Stated goal :: Write out each record again exactly as it stands.

Dataset excerpt:
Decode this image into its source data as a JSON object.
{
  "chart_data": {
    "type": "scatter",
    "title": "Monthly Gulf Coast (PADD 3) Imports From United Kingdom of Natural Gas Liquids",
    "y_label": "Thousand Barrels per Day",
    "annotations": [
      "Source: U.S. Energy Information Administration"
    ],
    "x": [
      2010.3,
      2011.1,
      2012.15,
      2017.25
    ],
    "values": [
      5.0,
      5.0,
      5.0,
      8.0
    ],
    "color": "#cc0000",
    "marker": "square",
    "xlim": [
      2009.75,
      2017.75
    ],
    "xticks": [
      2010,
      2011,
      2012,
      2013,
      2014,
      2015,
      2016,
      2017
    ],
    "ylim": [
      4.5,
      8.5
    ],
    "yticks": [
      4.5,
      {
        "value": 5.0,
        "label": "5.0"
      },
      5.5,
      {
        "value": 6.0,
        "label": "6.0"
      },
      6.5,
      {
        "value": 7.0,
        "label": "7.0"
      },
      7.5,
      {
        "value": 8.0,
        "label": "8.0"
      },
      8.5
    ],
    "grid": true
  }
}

Task response ::
Decode this image into its source data as a JSON object.
{
  "chart_data": {
    "type": "scatter",
    "title": "Monthly Gulf Coast (PADD 3) Imports From United Kingdom of Natural Gas Liquids",
    "y_label": "Thousand Barrels per Day",
    "annotations": [
      "Source: U.S. Energy Information Administration"
    ],
    "x": [
      2010.3,
      2011.1,
      2012.15,
      2017.25
    ],
    "values": [
      5.0,
      5.0,
      5.0,
      8.0
    ],
    "color": "#cc0000",
    "marker": "square",
    "xlim": [
      2009.75,
      2017.75
    ],
    "xticks": [
      2010,
      2011,
      2012,
      2013,
      2014,
      2015,
      2016,
      2017
    ],
    "ylim": [
      4.5,
      8.5
    ],
    "yticks": [
      4.5,
      {
        "value": 5.0,
        "label": "5.0"
      },
      5.5,
      {
        "value": 6.0,
        "label": "6.0"
      },
      6.5,
      {
        "value": 7.0,
        "label": "7.0"
      },
      7.5,
      {
        "value": 8.0,
        "label": "8.0"
      },
      8.5
    ],
    "grid": true
  }
}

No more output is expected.